→ **EXERCISE OBJECTIVE**:
Write the data out again, exactly as given.

→ **EXTRACTED MATERIAL**:
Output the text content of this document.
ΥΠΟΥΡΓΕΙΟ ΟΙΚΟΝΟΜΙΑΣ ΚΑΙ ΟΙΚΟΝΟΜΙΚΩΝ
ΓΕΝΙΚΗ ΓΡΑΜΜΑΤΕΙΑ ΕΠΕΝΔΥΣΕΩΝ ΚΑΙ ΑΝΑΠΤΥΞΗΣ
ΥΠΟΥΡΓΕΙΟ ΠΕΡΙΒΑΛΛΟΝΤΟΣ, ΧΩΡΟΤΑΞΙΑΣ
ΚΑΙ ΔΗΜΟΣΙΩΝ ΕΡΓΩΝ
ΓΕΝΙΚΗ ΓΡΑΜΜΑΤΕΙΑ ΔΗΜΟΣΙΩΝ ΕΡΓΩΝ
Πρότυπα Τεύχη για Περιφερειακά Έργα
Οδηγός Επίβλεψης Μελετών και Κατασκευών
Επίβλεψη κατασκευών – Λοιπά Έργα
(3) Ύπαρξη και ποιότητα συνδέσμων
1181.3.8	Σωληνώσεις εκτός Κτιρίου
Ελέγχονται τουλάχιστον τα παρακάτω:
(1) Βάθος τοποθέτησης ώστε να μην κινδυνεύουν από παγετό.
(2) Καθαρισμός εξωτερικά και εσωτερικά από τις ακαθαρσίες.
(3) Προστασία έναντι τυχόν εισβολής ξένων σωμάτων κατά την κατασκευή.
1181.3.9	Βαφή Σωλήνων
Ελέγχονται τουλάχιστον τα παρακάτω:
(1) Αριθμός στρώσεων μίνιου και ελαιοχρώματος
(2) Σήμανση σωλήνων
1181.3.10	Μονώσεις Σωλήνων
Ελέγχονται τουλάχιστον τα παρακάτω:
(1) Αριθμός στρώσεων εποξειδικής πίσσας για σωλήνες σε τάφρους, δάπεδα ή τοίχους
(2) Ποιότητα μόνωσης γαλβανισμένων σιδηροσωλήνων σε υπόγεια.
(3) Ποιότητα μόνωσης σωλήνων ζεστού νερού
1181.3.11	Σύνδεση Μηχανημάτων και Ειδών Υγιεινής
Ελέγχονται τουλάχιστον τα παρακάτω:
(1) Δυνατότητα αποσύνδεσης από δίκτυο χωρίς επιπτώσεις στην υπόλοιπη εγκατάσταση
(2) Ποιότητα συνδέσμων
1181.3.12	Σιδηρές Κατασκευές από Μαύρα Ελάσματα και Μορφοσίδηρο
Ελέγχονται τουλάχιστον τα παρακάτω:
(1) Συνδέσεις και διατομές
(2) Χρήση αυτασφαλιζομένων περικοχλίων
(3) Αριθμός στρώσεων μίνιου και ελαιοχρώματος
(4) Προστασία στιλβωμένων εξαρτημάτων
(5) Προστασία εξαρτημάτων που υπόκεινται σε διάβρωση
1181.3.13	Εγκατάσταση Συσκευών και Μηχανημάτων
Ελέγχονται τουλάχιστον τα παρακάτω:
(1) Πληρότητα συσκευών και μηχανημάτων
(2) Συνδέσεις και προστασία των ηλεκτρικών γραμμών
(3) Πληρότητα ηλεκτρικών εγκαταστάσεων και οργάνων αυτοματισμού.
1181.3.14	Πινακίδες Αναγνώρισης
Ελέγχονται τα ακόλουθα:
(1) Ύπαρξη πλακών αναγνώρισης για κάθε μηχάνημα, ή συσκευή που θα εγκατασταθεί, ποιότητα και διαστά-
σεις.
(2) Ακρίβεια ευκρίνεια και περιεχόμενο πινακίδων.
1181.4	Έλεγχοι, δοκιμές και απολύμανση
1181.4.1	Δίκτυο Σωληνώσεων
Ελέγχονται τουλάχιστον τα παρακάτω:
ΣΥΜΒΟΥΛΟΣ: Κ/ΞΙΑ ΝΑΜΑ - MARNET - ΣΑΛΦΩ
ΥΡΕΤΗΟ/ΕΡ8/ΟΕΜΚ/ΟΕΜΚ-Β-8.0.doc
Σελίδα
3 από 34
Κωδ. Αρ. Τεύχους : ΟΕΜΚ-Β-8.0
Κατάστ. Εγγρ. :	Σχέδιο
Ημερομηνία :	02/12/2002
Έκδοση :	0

→ **SOLUTION TO THE EXERCISE**:
Output the text content of this document.
ΥΠΟΥΡΓΕΙΟ ΟΙΚΟΝΟΜΙΑΣ ΚΑΙ ΟΙΚΟΝΟΜΙΚΩΝ
ΓΕΝΙΚΗ ΓΡΑΜΜΑΤΕΙΑ ΕΠΕΝΔΥΣΕΩΝ ΚΑΙ ΑΝΑΠΤΥΞΗΣ
ΥΠΟΥΡΓΕΙΟ ΠΕΡΙΒΑΛΛΟΝΤΟΣ, ΧΩΡΟΤΑΞΙΑΣ
ΚΑΙ ΔΗΜΟΣΙΩΝ ΕΡΓΩΝ
ΓΕΝΙΚΗ ΓΡΑΜΜΑΤΕΙΑ ΔΗΜΟΣΙΩΝ ΕΡΓΩΝ
Πρότυπα Τεύχη για Περιφερειακά Έργα
Οδηγός Επίβλεψης Μελετών και Κατασκευών
Επίβλεψη κατασκευών – Λοιπά Έργα
(3) Ύπαρξη και ποιότητα συνδέσμων
1181.3.8	Σωληνώσεις εκτός Κτιρίου
Ελέγχονται τουλάχιστον τα παρακάτω:
(1) Βάθος τοποθέτησης ώστε να μην κινδυνεύουν από παγετό.
(2) Καθαρισμός εξωτερικά και εσωτερικά από τις ακαθαρσίες.
(3) Προστασία έναντι τυχόν εισβολής ξένων σωμάτων κατά την κατασκευή.
1181.3.9	Βαφή Σωλήνων
Ελέγχονται τουλάχιστον τα παρακάτω:
(1) Αριθμός στρώσεων μίνιου και ελαιοχρώματος
(2) Σήμανση σωλήνων
1181.3.10	Μονώσεις Σωλήνων
Ελέγχονται τουλάχιστον τα παρακάτω:
(1) Αριθμός στρώσεων εποξειδικής πίσσας για σωλήνες σε τάφρους, δάπεδα ή τοίχους
(2) Ποιότητα μόνωσης γαλβανισμένων σιδηροσωλήνων σε υπόγεια.
(3) Ποιότητα μόνωσης σωλήνων ζεστού νερού
1181.3.11	Σύνδεση Μηχανημάτων και Ειδών Υγιεινής
Ελέγχονται τουλάχιστον τα παρακάτω:
(1) Δυνατότητα αποσύνδεσης από δίκτυο χωρίς επιπτώσεις στην υπόλοιπη εγκατάσταση
(2) Ποιότητα συνδέσμων
1181.3.12	Σιδηρές Κατασκευές από Μαύρα Ελάσματα και Μορφοσίδηρο
Ελέγχονται τουλάχιστον τα παρακάτω:
(1) Συνδέσεις και διατομές
(2) Χρήση αυτασφαλιζομένων περικοχλίων
(3) Αριθμός στρώσεων μίνιου και ελαιοχρώματος
(4) Προστασία στιλβωμένων εξαρτημάτων
(5) Προστασία εξαρτημάτων που υπόκεινται σε διάβρωση
1181.3.13	Εγκατάσταση Συσκευών και Μηχανημάτων
Ελέγχονται τουλάχιστον τα παρακάτω:
(1) Πληρότητα συσκευών και μηχανημάτων
(2) Συνδέσεις και προστασία των ηλεκτρικών γραμμών
(3) Πληρότητα ηλεκτρικών εγκαταστάσεων και οργάνων αυτοματισμού.
1181.3.14	Πινακίδες Αναγνώρισης
Ελέγχονται τα ακόλουθα:
(1) Ύπαρξη πλακών αναγνώρισης για κάθε μηχάνημα, ή συσκευή που θα εγκατασταθεί, ποιότητα και διαστά-
σεις.
(2) Ακρίβεια ευκρίνεια και περιεχόμενο πινακίδων.
1181.4	Έλεγχοι, δοκιμές και απολύμανση
1181.4.1	Δίκτυο Σωληνώσεων
Ελέγχονται τουλάχιστον τα παρακάτω:
ΣΥΜΒΟΥΛΟΣ: Κ/ΞΙΑ ΝΑΜΑ - MARNET - ΣΑΛΦΩ
ΥΡΕΤΗΟ/ΕΡ8/ΟΕΜΚ/ΟΕΜΚ-Β-8.0.doc
Σελίδα
3 από 34
Κωδ. Αρ. Τεύχους : ΟΕΜΚ-Β-8.0
Κατάστ. Εγγρ. :	Σχέδιο
Ημερομηνία :	02/12/2002
Έκδοση :	0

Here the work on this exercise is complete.